**Travail à faire**
1) Reprenez tout ce qui va de « Résister ensemble » jusqu'à « de Karine Gantin. » dans le reportage, en changeant « Conférence du Caire » en « Rencontre du Caire ».
2) Ces affirmations concordent-elles avec le reportage ? (a) La Conférence a réuni environ deux mille militants. (b) Dina est membre des Frères musulmans. (c) La Conférence se tenait pour la première fois. Répondez par oui ou non à chacune, en citant les mots décisifs du reportage.

**Extrait cité**
□ □ □ □ □
Résister ensemble

Après le référendum constitutionnel, les mouvements de gauche égyptiens et les Frères musulmans ont débattu lors de la cinquième édition de la Conférence du Caire. Un reportage de Karine Gantin.

Karine Gantin  • 5 avril 2007 abonné·es

Au lendemain du référendum national sur la Constitution, observe Dina, l’opposition se sent momentanément désemparée en raison des dispositions antiterroristes. » Dans les coulisses bondées de la Conférence du Caire, qui a rassemblé le week-end dernier environ deux mille militants de l’opposition égyptienne, Dina, jeune femme membre des Socialistes révolutionnaires, un mouvement trotskiste réputé ouvert, craint que la répression ne s’intensifie. Pour la cinquième année consécutive, la Conférence se tenait à l’appel commun des mouvements de la gauche radicale et des Frères musulmans. Les participants sont sur leurs gardes. Dina hésite à donner son nom et conseille à son camarade étudiant de fournir un pseudonyme.
□ □ □ □ □
**Données**
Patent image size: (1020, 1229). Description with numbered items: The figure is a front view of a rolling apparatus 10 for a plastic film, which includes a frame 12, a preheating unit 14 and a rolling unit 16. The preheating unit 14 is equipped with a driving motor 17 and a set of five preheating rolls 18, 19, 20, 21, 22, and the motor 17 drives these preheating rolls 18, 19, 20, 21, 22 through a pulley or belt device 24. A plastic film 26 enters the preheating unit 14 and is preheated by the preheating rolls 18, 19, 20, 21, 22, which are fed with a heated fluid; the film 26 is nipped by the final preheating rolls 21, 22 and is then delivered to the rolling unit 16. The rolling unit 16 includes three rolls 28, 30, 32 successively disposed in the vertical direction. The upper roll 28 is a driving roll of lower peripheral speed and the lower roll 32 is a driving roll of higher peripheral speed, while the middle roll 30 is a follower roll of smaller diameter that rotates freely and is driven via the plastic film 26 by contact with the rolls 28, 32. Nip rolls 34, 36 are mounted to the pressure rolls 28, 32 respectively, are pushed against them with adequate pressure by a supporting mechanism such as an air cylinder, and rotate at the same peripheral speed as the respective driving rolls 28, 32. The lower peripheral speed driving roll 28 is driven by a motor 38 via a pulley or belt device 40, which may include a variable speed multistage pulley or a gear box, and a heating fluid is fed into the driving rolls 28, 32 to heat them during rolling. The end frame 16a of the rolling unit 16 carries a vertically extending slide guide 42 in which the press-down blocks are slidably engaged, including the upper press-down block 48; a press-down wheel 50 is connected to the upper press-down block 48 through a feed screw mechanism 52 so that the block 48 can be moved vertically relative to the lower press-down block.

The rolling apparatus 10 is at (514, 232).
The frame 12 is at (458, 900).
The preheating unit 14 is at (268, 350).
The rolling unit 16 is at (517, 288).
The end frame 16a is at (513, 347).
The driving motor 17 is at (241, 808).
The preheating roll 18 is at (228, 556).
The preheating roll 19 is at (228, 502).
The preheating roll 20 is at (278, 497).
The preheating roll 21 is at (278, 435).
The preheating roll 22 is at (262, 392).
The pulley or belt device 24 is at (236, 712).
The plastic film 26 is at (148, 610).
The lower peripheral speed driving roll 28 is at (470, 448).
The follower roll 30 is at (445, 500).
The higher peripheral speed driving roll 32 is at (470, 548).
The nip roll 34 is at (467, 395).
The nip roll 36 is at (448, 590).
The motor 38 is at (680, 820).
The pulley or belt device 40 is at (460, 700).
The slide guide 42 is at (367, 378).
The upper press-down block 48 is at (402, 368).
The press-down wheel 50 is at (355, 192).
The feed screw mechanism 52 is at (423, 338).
□ □ □ □ □
**Corrigé**
1)
Résister ensemble

Après le référendum constitutionnel, les mouvements de gauche égyptiens et les Frères musulmans ont débattu lors de la cinquième édition de la Rencontre du Caire. Un reportage de Karine Gantin.

2)
(a) Oui : « qui a rassemblé le week-end dernier environ deux mille militants de l’opposition égyptienne »
(b) Non : « Dina, jeune femme membre des Socialistes révolutionnaires »
(c) Non : « Pour la cinquième année consécutive »